**What you need to do**
Rewrite the entries between the line holding "tab-allgemein[interactable]: Allgemein bbox=[9, 43, 63, 60]" and the line holding "tab-erweitert[interactable]: Erweitert bbox=[258, 43, 310, 60]", inclusive, substituting "level-thumb" for "slider-thumb" and leaving everything else unchanged.

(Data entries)
::::::::::

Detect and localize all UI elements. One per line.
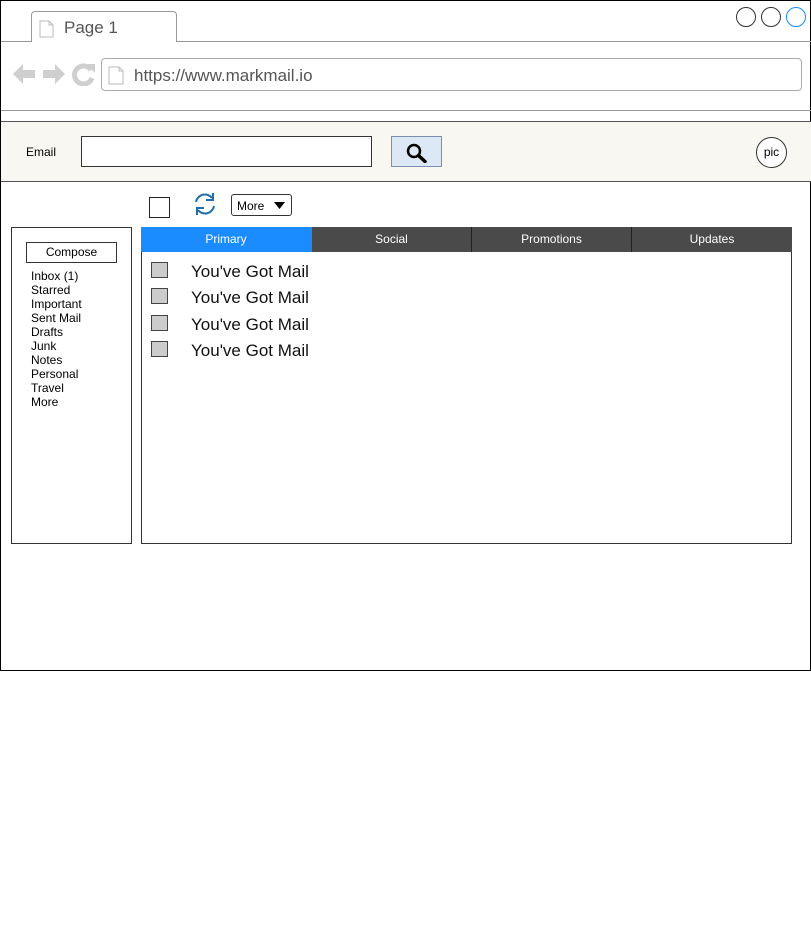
folder-junk[interactable]: Junk [31, 339, 82, 353]
folder-important[interactable]: Important [31, 297, 82, 311]
folder-inbox[interactable]: Inbox (1) [31, 269, 82, 283]
more-label: More [237, 199, 265, 213]
folder-starred[interactable]: Starred [31, 283, 82, 297]
app-header: Email pic [1, 121, 811, 182]
minimize-button[interactable] [736, 7, 756, 27]
browser-tab[interactable]: Page 1 [31, 11, 177, 42]
mail-row-checkbox[interactable] [151, 315, 168, 331]
mail-row[interactable]: You've Got Mail [142, 262, 791, 288]
tab-promotions[interactable]: Promotions [472, 227, 632, 252]
caret-down-icon [274, 202, 285, 209]
compose-button[interactable]: Compose [26, 242, 117, 263]
mail-row[interactable]: You've Got Mail [142, 288, 791, 314]
back-arrow-icon[interactable] [12, 63, 36, 85]
browser-window: Page 1 https://www.markmail.io Email pic… [0, 0, 811, 671]
mail-panel: Primary Social Promotions Updates You've… [141, 227, 792, 544]
mail-row[interactable]: You've Got Mail [142, 341, 791, 367]
close-button[interactable] [786, 7, 806, 27]
email-search-input[interactable] [81, 136, 372, 167]
folder-list: Inbox (1) Starred Important Sent Mail Dr… [31, 269, 82, 409]
tab-primary[interactable]: Primary [141, 227, 312, 252]
email-label: Email [26, 145, 57, 159]
tab-social[interactable]: Social [312, 227, 472, 252]
address-bar[interactable]: https://www.markmail.io [101, 58, 802, 91]
url-text[interactable]: https://www.markmail.io [134, 66, 313, 86]
search-icon [406, 143, 427, 163]
mail-subject[interactable]: You've Got Mail [191, 341, 309, 361]
chrome-divider [1, 110, 811, 111]
avatar[interactable]: pic [756, 137, 787, 168]
folder-sent-mail[interactable]: Sent Mail [31, 311, 82, 325]
tab-strip-line [176, 41, 811, 42]
more-dropdown[interactable]: More [231, 194, 292, 216]
tab-strip-line [1, 41, 32, 42]
mail-row-checkbox[interactable] [151, 341, 168, 357]
mail-subject[interactable]: You've Got Mail [191, 288, 309, 308]
mail-row-checkbox[interactable] [151, 262, 168, 278]
tab-title: Page 1 [64, 18, 118, 37]
forward-arrow-icon[interactable] [42, 63, 66, 85]
mail-row[interactable]: You've Got Mail [142, 315, 791, 341]
mail-subject[interactable]: You've Got Mail [191, 262, 309, 282]
page-icon [108, 66, 124, 85]
folder-personal[interactable]: Personal [31, 367, 82, 381]
mail-row-checkbox[interactable] [151, 288, 168, 304]
folder-travel[interactable]: Travel [31, 381, 82, 395]
refresh-icon[interactable] [192, 192, 218, 216]
page-icon [39, 20, 54, 38]
search-button[interactable] [391, 136, 442, 167]
reload-icon[interactable] [72, 62, 96, 86]
category-tabs: Primary Social Promotions Updates [141, 227, 792, 252]
mail-subject[interactable]: You've Got Mail [191, 315, 309, 335]
maximize-button[interactable] [761, 7, 781, 27]
sidebar: Compose Inbox (1) Starred Important Sent… [11, 227, 132, 544]
select-all-checkbox[interactable] [149, 197, 170, 218]
folder-more[interactable]: More [31, 395, 82, 409]
folder-drafts[interactable]: Drafts [31, 325, 82, 339]
folder-notes[interactable]: Notes [31, 353, 82, 367]
tab-updates[interactable]: Updates [632, 227, 792, 252]
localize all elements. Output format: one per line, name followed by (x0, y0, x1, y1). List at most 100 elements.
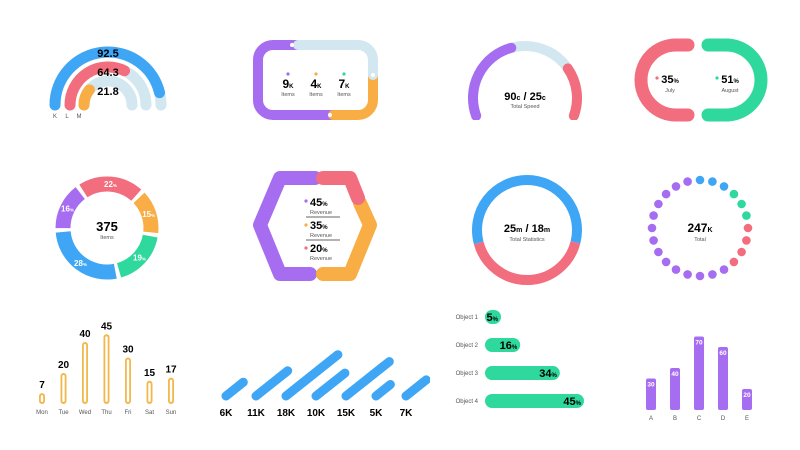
week-bar-value: 7 (39, 380, 45, 391)
v-bar-value: 40 (671, 371, 679, 378)
legend-dot-august (715, 76, 719, 80)
stat-3-label: Items (337, 92, 351, 98)
diagonal-bar (311, 368, 350, 401)
dot-ring-dot (729, 189, 739, 199)
week-day-label: Sun (166, 410, 177, 416)
radial-bar-chart: K L M 92.5 64.3 21.8 (49, 46, 167, 120)
week-day-label: Fri (125, 410, 132, 416)
vertical-bar-chart: 30A40B70C60D20EF (646, 336, 752, 422)
diagonal-bar-label: 11K (247, 408, 266, 419)
week-bar-value: 17 (165, 365, 177, 376)
dot-ring-dot (671, 265, 681, 274)
hex-value-3: 20% (310, 243, 328, 255)
v-bar-category: C (697, 416, 702, 422)
hexagon-chart: 45% Revenue 35% Revenue 20% Revenue (253, 171, 377, 281)
dot-ring-dot (654, 247, 663, 257)
diagonal-bar (221, 377, 248, 401)
v-bar-value: 60 (719, 350, 727, 357)
week-bar-inner (83, 344, 87, 402)
week-bar-value: 40 (79, 329, 91, 340)
h-bar-category: Object 3 (456, 371, 479, 377)
frame-dot (290, 43, 294, 47)
speed-gauge: 90c / 25c Total Speed (468, 41, 582, 120)
week-bar-inner (105, 336, 108, 402)
dot-ring-dot (649, 211, 658, 220)
ring-secondary-arc (473, 240, 581, 285)
week-day-label: Mon (36, 410, 48, 416)
v-bar-value: 20 (743, 392, 751, 399)
dot-ring-chart: 247K Total (647, 175, 753, 281)
stat-1-value: 9K (282, 77, 294, 91)
radial-value-m: 21.8 (97, 86, 118, 98)
ring-label: Total Statistics (509, 237, 544, 243)
hex-label-1: Revenue (310, 210, 332, 216)
stat-2-label: Items (309, 92, 323, 98)
week-day-label: Wed (79, 410, 91, 416)
hex-dot-2 (304, 223, 308, 227)
radial-label-l: L (65, 114, 69, 120)
horizontal-bar-chart: 5%Object 116%Object 234%Object 345%Objec… (456, 310, 584, 408)
week-bar-inner (169, 379, 173, 402)
gauge-value-arc (468, 42, 517, 120)
hex-dot-1 (304, 199, 308, 203)
hex-red-segment (316, 171, 365, 205)
stat-dot (314, 72, 318, 76)
august-label: August (721, 88, 739, 94)
dot-ring-dot (695, 175, 705, 185)
ring-value: 25m / 18m (504, 223, 550, 235)
diagonal-bar-label: 10K (307, 408, 326, 419)
v-bar-category: B (673, 416, 677, 422)
radial-bar (78, 84, 95, 111)
statistics-ring: 25m / 18m Total Statistics (472, 175, 582, 285)
donut-total: 375 (96, 219, 118, 234)
diagonal-bar (371, 380, 395, 401)
week-bar-value: 30 (122, 345, 134, 356)
dot-ring-dot (742, 211, 751, 220)
week-bar-inner (126, 359, 130, 402)
stat-1-label: Items (281, 92, 295, 98)
diagonal-bar-label: 15K (337, 408, 356, 419)
hex-value-2: 35% (310, 220, 328, 232)
week-bar-value: 15 (144, 368, 156, 379)
week-day-label: Sat (145, 410, 154, 416)
dot-ring-dot (695, 271, 705, 281)
dot-ring-label: Total (694, 237, 706, 243)
stat-2-value: 4K (310, 77, 322, 91)
radial-value-k: 92.5 (97, 48, 118, 60)
july-value: 35% (661, 74, 679, 86)
frame-dot (371, 73, 375, 77)
frame-dot (328, 113, 332, 117)
dot-ring-dot (708, 177, 717, 186)
hex-label-2: Revenue (310, 233, 332, 239)
dot-ring-dot (719, 182, 729, 191)
h-bar-category: Object 4 (456, 399, 479, 405)
diagonal-bar (251, 366, 293, 401)
h-bar-category: Object 1 (456, 315, 479, 321)
diagonal-bar-chart: 6K 11K 18K 10K 15K 5K 7K (220, 350, 430, 419)
week-day-label: Tue (58, 410, 69, 416)
dot-ring-dot (719, 265, 729, 274)
dot-ring-dot (649, 236, 658, 245)
dot-ring-dot (683, 177, 692, 186)
diagonal-bar (401, 375, 430, 401)
dot-ring-dot (729, 257, 739, 267)
stat-dot (286, 72, 290, 76)
dot-ring-dot (742, 236, 751, 245)
week-bar-value: 20 (58, 360, 70, 371)
hex-label-3: Revenue (310, 256, 332, 262)
stat-dot (342, 72, 346, 76)
donut-chart: 22%15%19%28%16% 375 Items (55, 176, 159, 280)
week-day-label: Thu (101, 410, 111, 416)
v-bar (694, 336, 704, 410)
legend-dot-july (655, 76, 659, 80)
hex-dot-3 (304, 246, 308, 250)
diagonal-bar-label: 7K (400, 408, 414, 419)
dot-ring-dot (661, 257, 671, 267)
gauge-value: 90c / 25c (504, 91, 546, 103)
week-bar-inner (148, 382, 151, 402)
week-bar-inner (40, 395, 44, 402)
dot-ring-dot (708, 270, 717, 279)
hex-value-1: 45% (310, 197, 328, 209)
radial-label-k: K (53, 114, 57, 120)
dot-ring-dot (737, 247, 746, 257)
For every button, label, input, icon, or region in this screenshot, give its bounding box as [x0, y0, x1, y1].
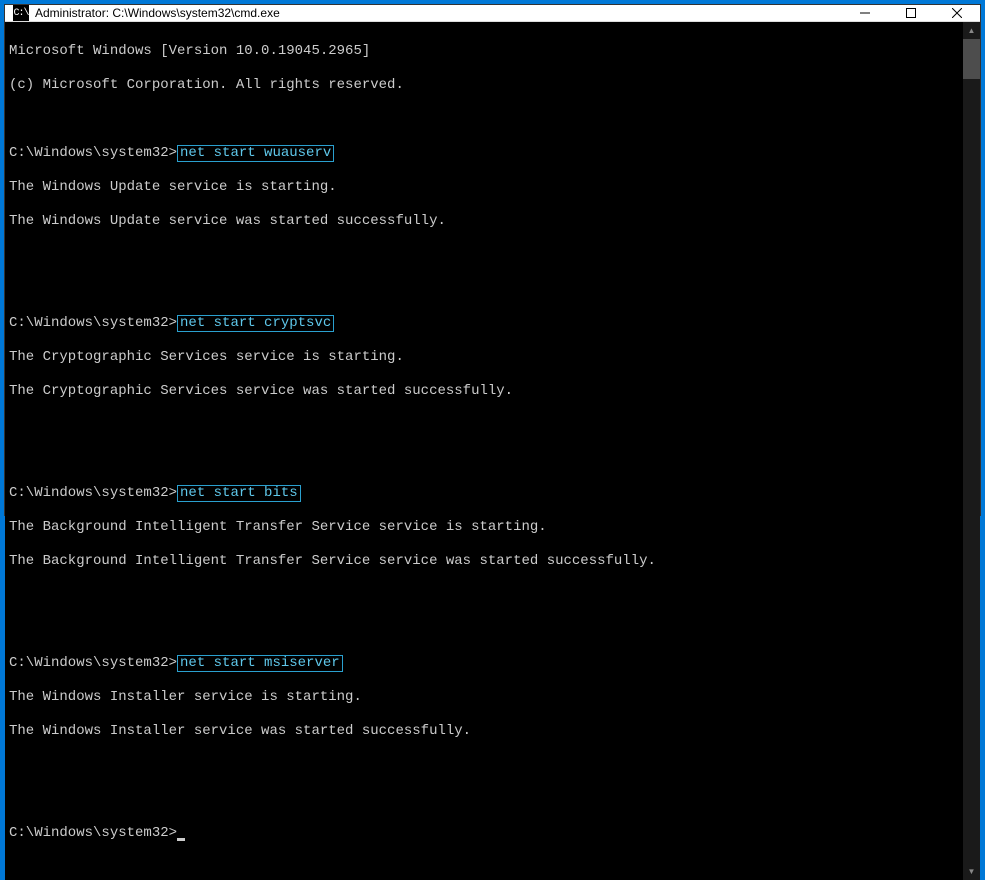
blank-line [9, 587, 959, 604]
close-button[interactable] [934, 5, 980, 21]
cursor [177, 838, 185, 841]
output-line: The Background Intelligent Transfer Serv… [9, 519, 959, 536]
command-highlight: net start cryptsvc [177, 315, 334, 332]
header-line: (c) Microsoft Corporation. All rights re… [9, 77, 959, 94]
output-line: The Cryptographic Services service was s… [9, 383, 959, 400]
current-prompt-line[interactable]: C:\Windows\system32> [9, 825, 959, 842]
output-line: The Cryptographic Services service is st… [9, 349, 959, 366]
maximize-icon [906, 8, 916, 18]
command-line: C:\Windows\system32>net start wuauserv [9, 145, 959, 162]
window-title: Administrator: C:\Windows\system32\cmd.e… [35, 6, 842, 20]
window-controls [842, 5, 980, 21]
command-highlight: net start msiserver [177, 655, 343, 672]
scroll-up-arrow-icon[interactable]: ▲ [963, 22, 980, 39]
prompt: C:\Windows\system32> [9, 315, 177, 331]
output-line: The Windows Installer service was starte… [9, 723, 959, 740]
blank-line [9, 111, 959, 128]
prompt: C:\Windows\system32> [9, 145, 177, 161]
prompt: C:\Windows\system32> [9, 655, 177, 671]
blank-line [9, 757, 959, 774]
command-line: C:\Windows\system32>net start msiserver [9, 655, 959, 672]
scroll-down-arrow-icon[interactable]: ▼ [963, 863, 980, 880]
prompt: C:\Windows\system32> [9, 485, 177, 501]
blank-line [9, 417, 959, 434]
output-line: The Windows Installer service is startin… [9, 689, 959, 706]
blank-line [9, 281, 959, 298]
vertical-scrollbar[interactable]: ▲ ▼ [963, 22, 980, 880]
cmd-window: C:\ Administrator: C:\Windows\system32\c… [4, 4, 981, 516]
output-line: The Windows Update service is starting. [9, 179, 959, 196]
command-highlight: net start wuauserv [177, 145, 334, 162]
header-line: Microsoft Windows [Version 10.0.19045.29… [9, 43, 959, 60]
terminal-area: Microsoft Windows [Version 10.0.19045.29… [5, 22, 980, 880]
output-line: The Windows Update service was started s… [9, 213, 959, 230]
output-line: The Background Intelligent Transfer Serv… [9, 553, 959, 570]
prompt: C:\Windows\system32> [9, 825, 177, 841]
close-icon [952, 8, 962, 18]
minimize-button[interactable] [842, 5, 888, 21]
cmd-icon: C:\ [13, 5, 29, 21]
titlebar[interactable]: C:\ Administrator: C:\Windows\system32\c… [5, 5, 980, 22]
blank-line [9, 621, 959, 638]
command-line: C:\Windows\system32>net start cryptsvc [9, 315, 959, 332]
terminal-output[interactable]: Microsoft Windows [Version 10.0.19045.29… [5, 22, 963, 880]
blank-line [9, 451, 959, 468]
maximize-button[interactable] [888, 5, 934, 21]
blank-line [9, 791, 959, 808]
minimize-icon [860, 8, 870, 18]
scrollbar-thumb[interactable] [963, 39, 980, 79]
blank-line [9, 247, 959, 264]
command-highlight: net start bits [177, 485, 301, 502]
command-line: C:\Windows\system32>net start bits [9, 485, 959, 502]
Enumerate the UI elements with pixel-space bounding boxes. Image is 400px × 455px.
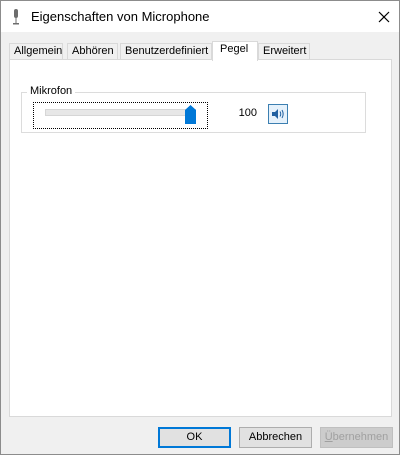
tab-allgemein[interactable]: Allgemein bbox=[9, 43, 63, 60]
tab-abhoeren[interactable]: Abhören bbox=[67, 43, 118, 60]
close-button[interactable] bbox=[369, 1, 399, 32]
apply-accelerator: Ü bbox=[324, 431, 333, 443]
slider-thumb[interactable] bbox=[185, 105, 196, 124]
tab-erweitert[interactable]: Erweitert bbox=[258, 43, 310, 60]
apply-label: bernehmen bbox=[332, 431, 389, 443]
ok-button[interactable]: OK bbox=[158, 427, 231, 448]
tab-panel-pegel: Mikrofon 100 bbox=[9, 59, 392, 417]
close-icon bbox=[378, 11, 390, 22]
mute-button[interactable] bbox=[268, 104, 288, 124]
speaker-icon bbox=[272, 109, 284, 119]
level-slider[interactable] bbox=[33, 102, 208, 129]
apply-button[interactable]: Übernehmen bbox=[320, 427, 393, 448]
cancel-button[interactable]: Abbrechen bbox=[239, 427, 312, 448]
window-title: Eigenschaften von Microphone bbox=[31, 9, 210, 24]
tab-benutzerdefiniert[interactable]: Benutzerdefiniert bbox=[120, 43, 212, 60]
microphone-icon bbox=[11, 9, 21, 25]
level-value: 100 bbox=[238, 107, 257, 119]
tab-pegel[interactable]: Pegel bbox=[212, 41, 258, 61]
properties-dialog: Eigenschaften von Microphone Allgemein A… bbox=[0, 0, 400, 455]
group-label: Mikrofon bbox=[27, 85, 76, 97]
slider-track bbox=[45, 109, 196, 116]
title-bar: Eigenschaften von Microphone bbox=[1, 1, 399, 32]
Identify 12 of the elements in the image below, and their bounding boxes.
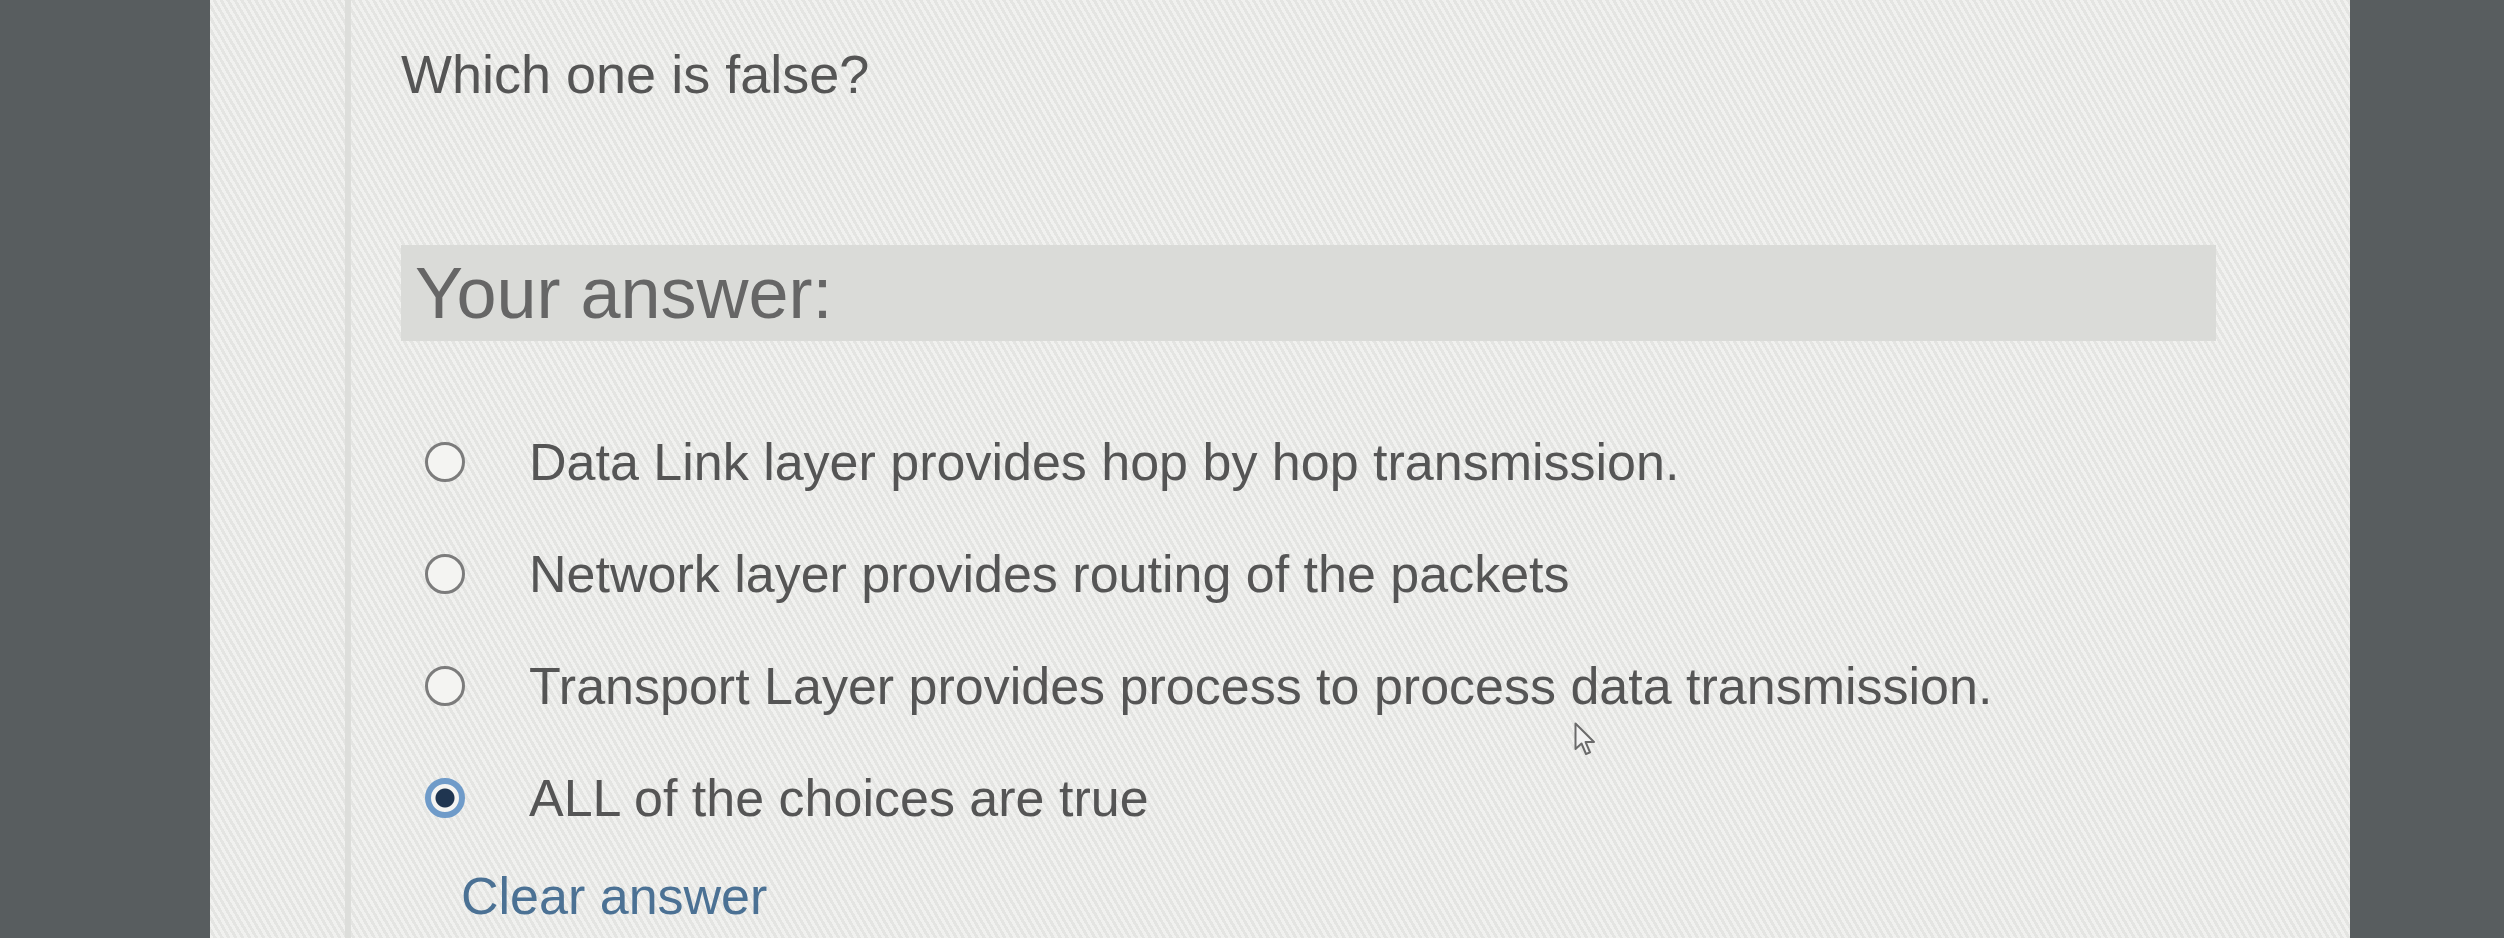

::::::::::

**Final result**
tab-allgemein[interactable]: Allgemein bbox=[9, 43, 63, 60]
tab-abhoeren[interactable]: Abhören bbox=[67, 43, 118, 60]
close-button[interactable] bbox=[369, 1, 399, 32]
apply-accelerator: Ü bbox=[324, 431, 333, 443]
level-thumb[interactable] bbox=[185, 105, 196, 124]
tab-erweitert[interactable]: Erweitert bbox=[258, 43, 310, 60]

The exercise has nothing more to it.